>>

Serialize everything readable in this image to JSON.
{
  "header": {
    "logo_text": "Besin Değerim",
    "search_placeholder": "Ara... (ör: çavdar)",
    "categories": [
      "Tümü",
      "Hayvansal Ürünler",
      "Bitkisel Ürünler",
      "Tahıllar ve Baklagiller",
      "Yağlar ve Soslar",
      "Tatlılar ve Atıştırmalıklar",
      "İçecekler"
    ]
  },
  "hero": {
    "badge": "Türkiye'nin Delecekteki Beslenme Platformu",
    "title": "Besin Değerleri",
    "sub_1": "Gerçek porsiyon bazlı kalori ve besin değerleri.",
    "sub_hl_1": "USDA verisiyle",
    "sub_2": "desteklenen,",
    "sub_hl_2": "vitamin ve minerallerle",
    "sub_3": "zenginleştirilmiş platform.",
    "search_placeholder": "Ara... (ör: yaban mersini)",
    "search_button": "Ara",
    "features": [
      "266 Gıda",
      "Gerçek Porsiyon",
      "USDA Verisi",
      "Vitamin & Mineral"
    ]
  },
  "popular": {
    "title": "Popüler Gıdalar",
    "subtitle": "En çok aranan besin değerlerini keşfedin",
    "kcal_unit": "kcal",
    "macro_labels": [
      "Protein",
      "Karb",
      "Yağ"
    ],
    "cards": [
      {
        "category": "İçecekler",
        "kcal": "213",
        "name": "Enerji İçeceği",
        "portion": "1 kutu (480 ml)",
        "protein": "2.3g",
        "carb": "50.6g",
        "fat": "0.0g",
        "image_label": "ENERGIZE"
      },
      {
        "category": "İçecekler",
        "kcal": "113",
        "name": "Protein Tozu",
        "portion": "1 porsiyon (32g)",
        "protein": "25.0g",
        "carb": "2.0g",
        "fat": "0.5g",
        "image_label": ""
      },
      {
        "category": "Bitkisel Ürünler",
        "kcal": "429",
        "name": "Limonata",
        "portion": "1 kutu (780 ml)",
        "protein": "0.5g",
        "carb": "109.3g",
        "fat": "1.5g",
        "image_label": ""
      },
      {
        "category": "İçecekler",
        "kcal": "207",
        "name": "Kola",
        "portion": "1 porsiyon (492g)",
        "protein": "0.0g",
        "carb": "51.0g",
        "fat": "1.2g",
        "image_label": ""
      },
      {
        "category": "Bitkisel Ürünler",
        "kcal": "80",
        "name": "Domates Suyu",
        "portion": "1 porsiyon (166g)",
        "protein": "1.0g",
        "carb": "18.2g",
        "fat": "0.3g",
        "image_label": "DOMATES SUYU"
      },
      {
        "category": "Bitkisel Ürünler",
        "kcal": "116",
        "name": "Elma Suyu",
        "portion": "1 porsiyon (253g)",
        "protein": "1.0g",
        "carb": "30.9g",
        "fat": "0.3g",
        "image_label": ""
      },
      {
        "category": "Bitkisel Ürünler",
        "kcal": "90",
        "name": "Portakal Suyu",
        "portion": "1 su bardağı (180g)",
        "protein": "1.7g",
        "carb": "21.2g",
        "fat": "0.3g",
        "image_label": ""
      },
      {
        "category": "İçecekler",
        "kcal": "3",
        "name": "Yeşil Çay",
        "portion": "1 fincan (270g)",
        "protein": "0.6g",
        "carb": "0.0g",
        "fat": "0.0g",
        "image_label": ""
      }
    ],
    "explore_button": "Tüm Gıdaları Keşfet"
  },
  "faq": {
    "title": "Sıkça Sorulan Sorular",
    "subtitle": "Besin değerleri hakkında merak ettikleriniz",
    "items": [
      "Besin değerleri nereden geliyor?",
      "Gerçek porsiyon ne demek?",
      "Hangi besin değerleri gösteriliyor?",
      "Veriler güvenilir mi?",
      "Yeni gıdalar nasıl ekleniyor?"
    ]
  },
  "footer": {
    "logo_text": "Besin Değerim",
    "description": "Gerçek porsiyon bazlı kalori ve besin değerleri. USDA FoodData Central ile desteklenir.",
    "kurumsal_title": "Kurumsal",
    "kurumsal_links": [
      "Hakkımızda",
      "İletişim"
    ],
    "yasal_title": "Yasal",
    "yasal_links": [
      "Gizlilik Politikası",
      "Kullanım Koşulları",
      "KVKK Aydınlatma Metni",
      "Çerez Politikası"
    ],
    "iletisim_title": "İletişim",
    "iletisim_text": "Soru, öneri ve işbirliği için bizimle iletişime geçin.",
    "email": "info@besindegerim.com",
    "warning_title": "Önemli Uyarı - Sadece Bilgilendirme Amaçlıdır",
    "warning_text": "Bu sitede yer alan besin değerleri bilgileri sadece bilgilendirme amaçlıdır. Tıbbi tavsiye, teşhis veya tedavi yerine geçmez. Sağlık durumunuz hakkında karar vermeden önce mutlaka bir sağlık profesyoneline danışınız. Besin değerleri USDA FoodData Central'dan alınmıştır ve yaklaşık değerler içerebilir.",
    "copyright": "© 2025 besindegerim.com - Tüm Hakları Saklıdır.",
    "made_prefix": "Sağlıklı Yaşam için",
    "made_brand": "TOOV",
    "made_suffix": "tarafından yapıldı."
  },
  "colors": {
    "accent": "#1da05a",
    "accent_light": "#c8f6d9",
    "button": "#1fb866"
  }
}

<<

**What the task asks:** Your task is to copy every line in the entries that holds the string "carb".

**Completed task:**
        "carb": "50.6g",
        "carb": "2.0g",
        "carb": "109.3g",
        "carb": "51.0g",
        "carb": "18.2g",
        "carb": "30.9g",
        "carb": "21.2g",
        "carb": "0.0g",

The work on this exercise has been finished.